* **Written task**:
Scan the records and identify every line in which the string "heart" occurs, then return those lines.

* **Data extract**:
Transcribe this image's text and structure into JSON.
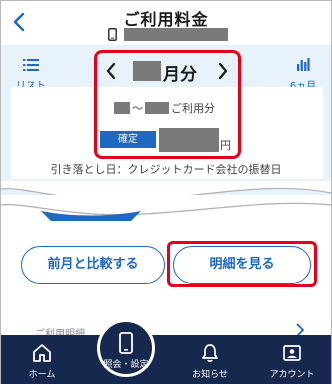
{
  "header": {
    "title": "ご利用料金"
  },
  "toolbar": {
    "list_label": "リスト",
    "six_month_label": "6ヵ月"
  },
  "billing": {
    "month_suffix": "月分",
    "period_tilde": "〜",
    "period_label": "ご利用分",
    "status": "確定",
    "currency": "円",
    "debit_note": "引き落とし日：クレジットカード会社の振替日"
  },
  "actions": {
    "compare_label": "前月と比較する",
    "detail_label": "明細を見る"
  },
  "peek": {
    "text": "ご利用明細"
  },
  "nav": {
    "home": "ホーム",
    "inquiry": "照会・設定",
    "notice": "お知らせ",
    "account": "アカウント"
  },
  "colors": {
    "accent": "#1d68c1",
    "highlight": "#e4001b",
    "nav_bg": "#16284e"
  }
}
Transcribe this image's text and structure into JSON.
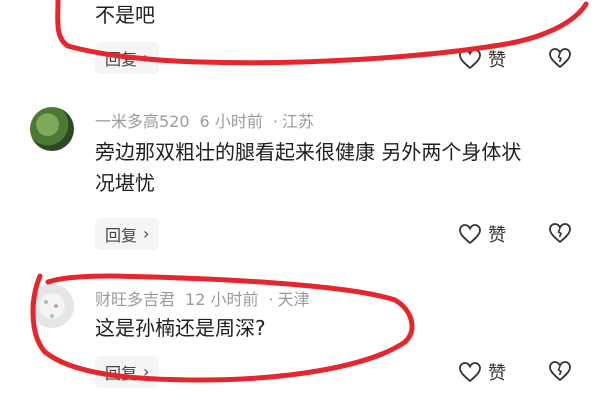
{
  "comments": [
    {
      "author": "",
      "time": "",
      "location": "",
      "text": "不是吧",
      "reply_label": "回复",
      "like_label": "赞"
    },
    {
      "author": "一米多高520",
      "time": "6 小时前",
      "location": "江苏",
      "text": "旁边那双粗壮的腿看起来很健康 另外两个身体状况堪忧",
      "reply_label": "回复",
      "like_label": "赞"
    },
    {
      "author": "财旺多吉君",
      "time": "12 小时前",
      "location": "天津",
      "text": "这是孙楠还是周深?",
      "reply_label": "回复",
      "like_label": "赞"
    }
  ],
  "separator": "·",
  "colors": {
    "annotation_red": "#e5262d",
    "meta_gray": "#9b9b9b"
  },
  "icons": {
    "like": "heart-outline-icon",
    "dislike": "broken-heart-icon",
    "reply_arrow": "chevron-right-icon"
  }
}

* **Exercise answer**:
    "like": "heart-outline-icon",
    "dislike": "broken-heart-icon",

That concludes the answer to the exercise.